* Short task *
Would you quote the material below in full and unchanged?

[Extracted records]
────────────────
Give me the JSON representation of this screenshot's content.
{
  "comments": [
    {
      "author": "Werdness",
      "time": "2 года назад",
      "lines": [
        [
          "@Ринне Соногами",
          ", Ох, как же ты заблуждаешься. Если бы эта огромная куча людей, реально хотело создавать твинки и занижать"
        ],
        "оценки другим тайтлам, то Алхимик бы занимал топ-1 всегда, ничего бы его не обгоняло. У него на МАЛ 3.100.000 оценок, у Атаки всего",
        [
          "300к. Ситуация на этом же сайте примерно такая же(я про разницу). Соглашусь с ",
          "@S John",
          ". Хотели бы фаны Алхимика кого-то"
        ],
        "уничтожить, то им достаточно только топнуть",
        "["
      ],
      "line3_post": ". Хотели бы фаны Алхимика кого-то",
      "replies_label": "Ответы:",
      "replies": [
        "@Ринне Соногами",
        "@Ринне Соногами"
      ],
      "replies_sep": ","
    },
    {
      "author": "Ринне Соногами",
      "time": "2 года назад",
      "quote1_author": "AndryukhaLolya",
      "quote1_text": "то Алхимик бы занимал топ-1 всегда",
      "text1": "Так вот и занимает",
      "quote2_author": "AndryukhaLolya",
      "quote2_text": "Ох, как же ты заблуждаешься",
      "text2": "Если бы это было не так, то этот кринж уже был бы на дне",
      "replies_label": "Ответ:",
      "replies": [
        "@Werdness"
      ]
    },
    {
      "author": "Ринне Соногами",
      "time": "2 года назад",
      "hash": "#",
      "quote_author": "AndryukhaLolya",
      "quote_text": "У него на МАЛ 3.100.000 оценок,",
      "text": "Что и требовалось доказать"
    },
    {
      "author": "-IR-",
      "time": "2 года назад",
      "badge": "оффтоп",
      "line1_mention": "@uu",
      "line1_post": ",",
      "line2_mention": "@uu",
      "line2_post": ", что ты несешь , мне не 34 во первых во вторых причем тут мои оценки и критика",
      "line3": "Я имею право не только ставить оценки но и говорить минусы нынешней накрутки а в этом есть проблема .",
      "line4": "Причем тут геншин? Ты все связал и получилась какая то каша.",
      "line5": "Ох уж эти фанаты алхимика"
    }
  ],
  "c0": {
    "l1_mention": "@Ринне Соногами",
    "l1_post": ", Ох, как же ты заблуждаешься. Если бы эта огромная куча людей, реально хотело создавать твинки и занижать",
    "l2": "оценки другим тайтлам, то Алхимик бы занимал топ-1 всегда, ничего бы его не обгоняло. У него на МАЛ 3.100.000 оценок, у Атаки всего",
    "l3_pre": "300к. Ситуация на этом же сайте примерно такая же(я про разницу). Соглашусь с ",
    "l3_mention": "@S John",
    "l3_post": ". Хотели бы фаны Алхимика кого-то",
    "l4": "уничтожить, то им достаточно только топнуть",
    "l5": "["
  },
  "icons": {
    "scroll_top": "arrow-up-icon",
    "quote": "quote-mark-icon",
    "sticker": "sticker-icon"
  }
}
────────────────
* Completed task *
Give me the JSON representation of this screenshot's content.
{
  "comments": [
    {
      "author": "Werdness",
      "time": "2 года назад",
      "lines": [
        [
          "@Ринне Соногами",
          ", Ох, как же ты заблуждаешься. Если бы эта огромная куча людей, реально хотело создавать твинки и занижать"
        ],
        "оценки другим тайтлам, то Алхимик бы занимал топ-1 всегда, ничего бы его не обгоняло. У него на МАЛ 3.100.000 оценок, у Атаки всего",
        [
          "300к. Ситуация на этом же сайте примерно такая же(я про разницу). Соглашусь с ",
          "@S John",
          ". Хотели бы фаны Алхимика кого-то"
        ],
        "уничтожить, то им достаточно только топнуть",
        "["
      ],
      "line3_post": ". Хотели бы фаны Алхимика кого-то",
      "replies_label": "Ответы:",
      "replies": [
        "@Ринне Соногами",
        "@Ринне Соногами"
      ],
      "replies_sep": ","
    },
    {
      "author": "Ринне Соногами",
      "time": "2 года назад",
      "quote1_author": "AndryukhaLolya",
      "quote1_text": "то Алхимик бы занимал топ-1 всегда",
      "text1": "Так вот и занимает",
      "quote2_author": "AndryukhaLolya",
      "quote2_text": "Ох, как же ты заблуждаешься",
      "text2": "Если бы это было не так, то этот кринж уже был бы на дне",
      "replies_label": "Ответ:",
      "replies": [
        "@Werdness"
      ]
    },
    {
      "author": "Ринне Соногами",
      "time": "2 года назад",
      "hash": "#",
      "quote_author": "AndryukhaLolya",
      "quote_text": "У него на МАЛ 3.100.000 оценок,",
      "text": "Что и требовалось доказать"
    },
    {
      "author": "-IR-",
      "time": "2 года назад",
      "badge": "оффтоп",
      "line1_mention": "@uu",
      "line1_post": ",",
      "line2_mention": "@uu",
      "line2_post": ", что ты несешь , мне не 34 во первых во вторых причем тут мои оценки и критика",
      "line3": "Я имею право не только ставить оценки но и говорить минусы нынешней накрутки а в этом есть проблема .",
      "line4": "Причем тут геншин? Ты все связал и получилась какая то каша.",
      "line5": "Ох уж эти фанаты алхимика"
    }
  ],
  "c0": {
    "l1_mention": "@Ринне Соногами",
    "l1_post": ", Ох, как же ты заблуждаешься. Если бы эта огромная куча людей, реально хотело создавать твинки и занижать",
    "l2": "оценки другим тайтлам, то Алхимик бы занимал топ-1 всегда, ничего бы его не обгоняло. У него на МАЛ 3.100.000 оценок, у Атаки всего",
    "l3_pre": "300к. Ситуация на этом же сайте примерно такая же(я про разницу). Соглашусь с ",
    "l3_mention": "@S John",
    "l3_post": ". Хотели бы фаны Алхимика кого-то",
    "l4": "уничтожить, то им достаточно только топнуть",
    "l5": "["
  },
  "icons": {
    "scroll_top": "arrow-up-icon",
    "quote": "quote-mark-icon",
    "sticker": "sticker-icon"
  }
}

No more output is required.